What to produce: In the records below, find the line containing "Give me a plain-text" and repeat it and every line after it exactly, without pictures.

Provided material:
________________________

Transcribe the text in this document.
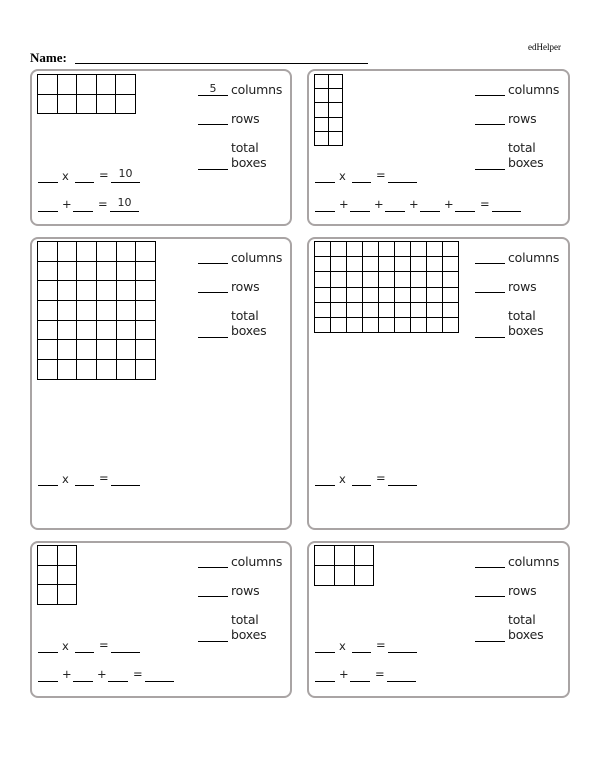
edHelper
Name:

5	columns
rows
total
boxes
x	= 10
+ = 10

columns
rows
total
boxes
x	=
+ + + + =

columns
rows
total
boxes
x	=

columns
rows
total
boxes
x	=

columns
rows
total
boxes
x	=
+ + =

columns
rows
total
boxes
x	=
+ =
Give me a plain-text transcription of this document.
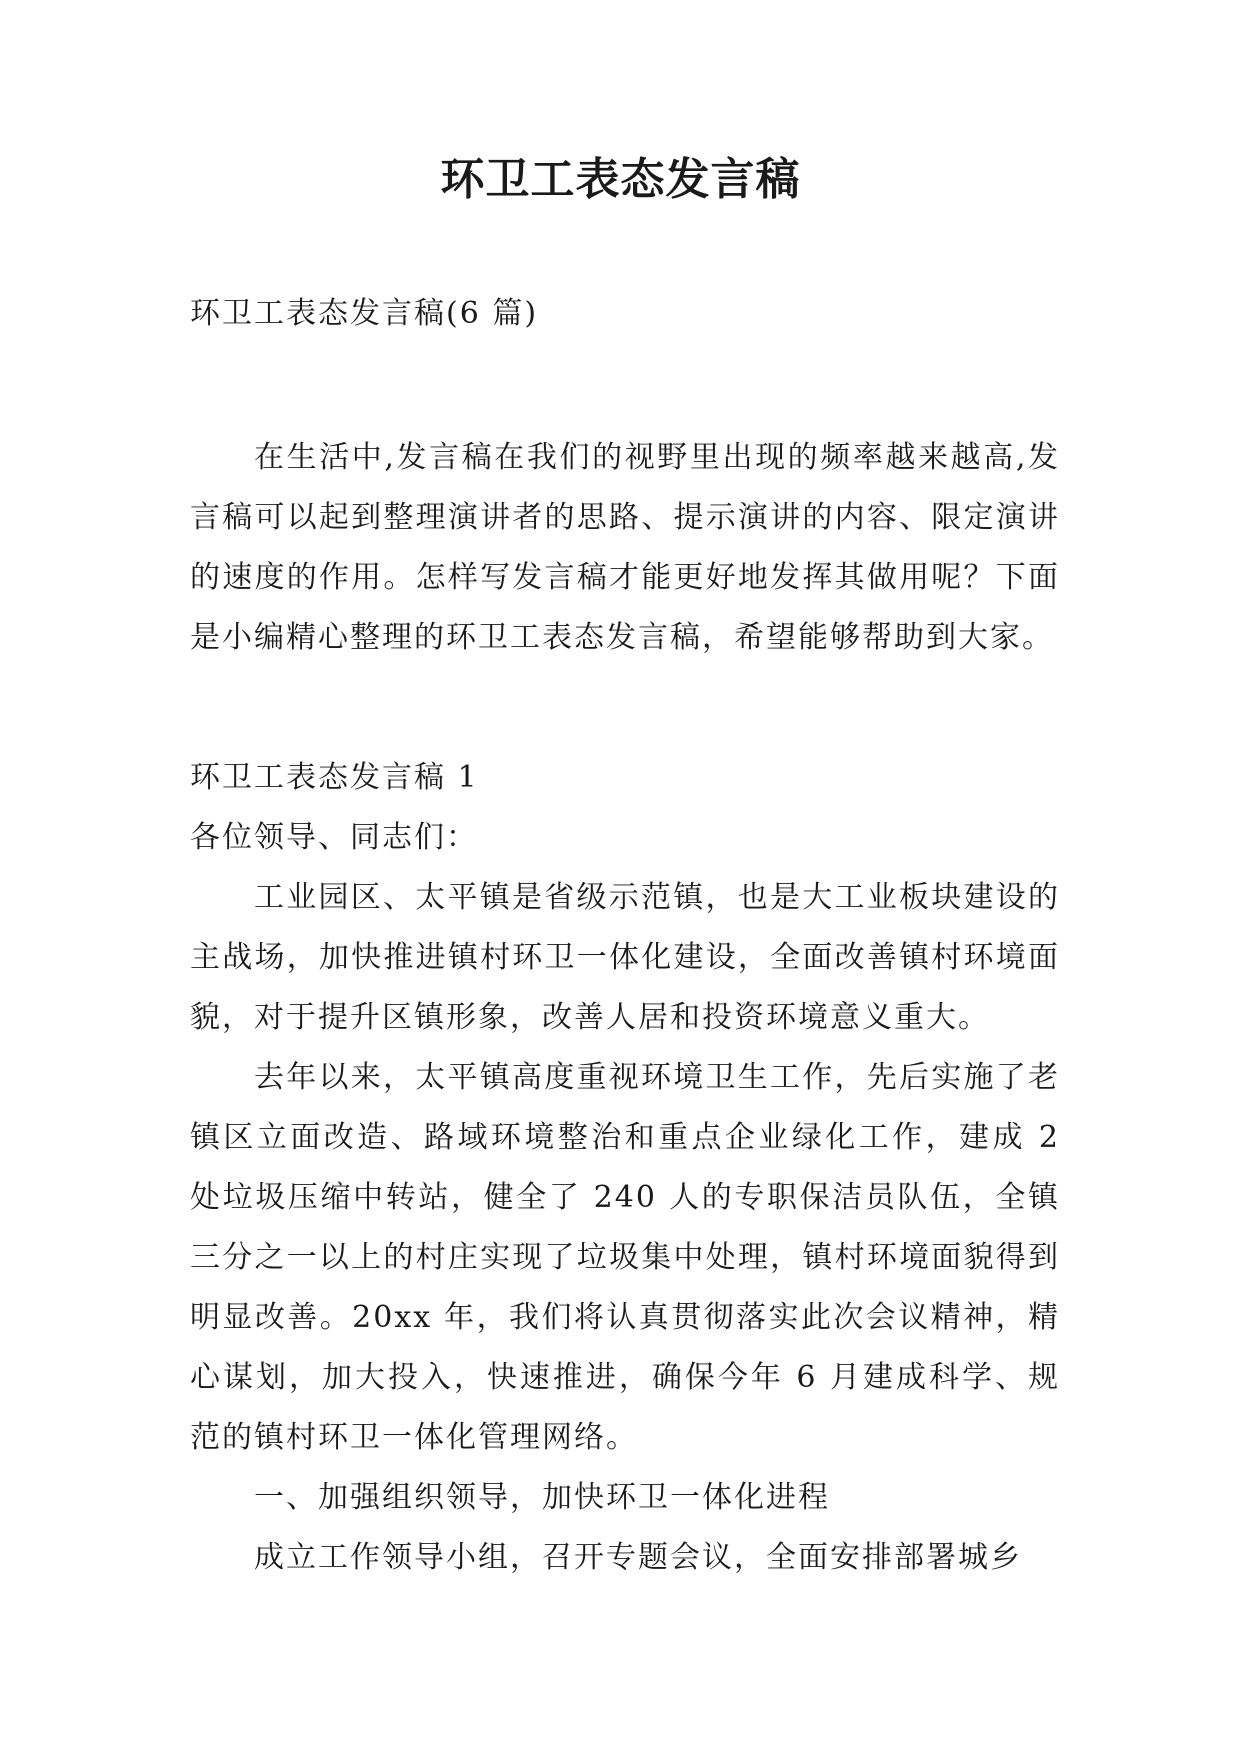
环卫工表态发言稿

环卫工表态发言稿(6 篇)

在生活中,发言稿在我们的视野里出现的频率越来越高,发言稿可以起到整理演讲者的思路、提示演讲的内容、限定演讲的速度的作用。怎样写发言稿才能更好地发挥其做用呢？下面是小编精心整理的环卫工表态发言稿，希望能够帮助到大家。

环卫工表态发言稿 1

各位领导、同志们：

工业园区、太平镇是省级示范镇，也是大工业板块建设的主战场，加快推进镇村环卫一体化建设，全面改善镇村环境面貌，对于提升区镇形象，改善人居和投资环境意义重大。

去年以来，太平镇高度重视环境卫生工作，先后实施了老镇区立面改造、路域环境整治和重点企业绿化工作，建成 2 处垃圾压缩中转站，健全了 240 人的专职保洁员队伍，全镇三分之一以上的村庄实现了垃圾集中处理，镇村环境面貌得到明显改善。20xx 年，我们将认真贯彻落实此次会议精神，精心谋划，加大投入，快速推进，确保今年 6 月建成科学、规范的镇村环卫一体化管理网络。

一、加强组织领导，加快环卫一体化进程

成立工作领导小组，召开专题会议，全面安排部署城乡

________________________

Output:
Give me a plain-text transcription of this document.
环卫工表态发言稿

环卫工表态发言稿(6 篇)

在生活中,发言稿在我们的视野里出现的频率越来越高,发言稿可以起到整理演讲者的思路、提示演讲的内容、限定演讲的速度的作用。怎样写发言稿才能更好地发挥其做用呢？下面是小编精心整理的环卫工表态发言稿，希望能够帮助到大家。

环卫工表态发言稿 1

各位领导、同志们：

工业园区、太平镇是省级示范镇，也是大工业板块建设的主战场，加快推进镇村环卫一体化建设，全面改善镇村环境面貌，对于提升区镇形象，改善人居和投资环境意义重大。

去年以来，太平镇高度重视环境卫生工作，先后实施了老镇区立面改造、路域环境整治和重点企业绿化工作，建成 2 处垃圾压缩中转站，健全了 240 人的专职保洁员队伍，全镇三分之一以上的村庄实现了垃圾集中处理，镇村环境面貌得到明显改善。20xx 年，我们将认真贯彻落实此次会议精神，精心谋划，加大投入，快速推进，确保今年 6 月建成科学、规范的镇村环卫一体化管理网络。

一、加强组织领导，加快环卫一体化进程

成立工作领导小组，召开专题会议，全面安排部署城乡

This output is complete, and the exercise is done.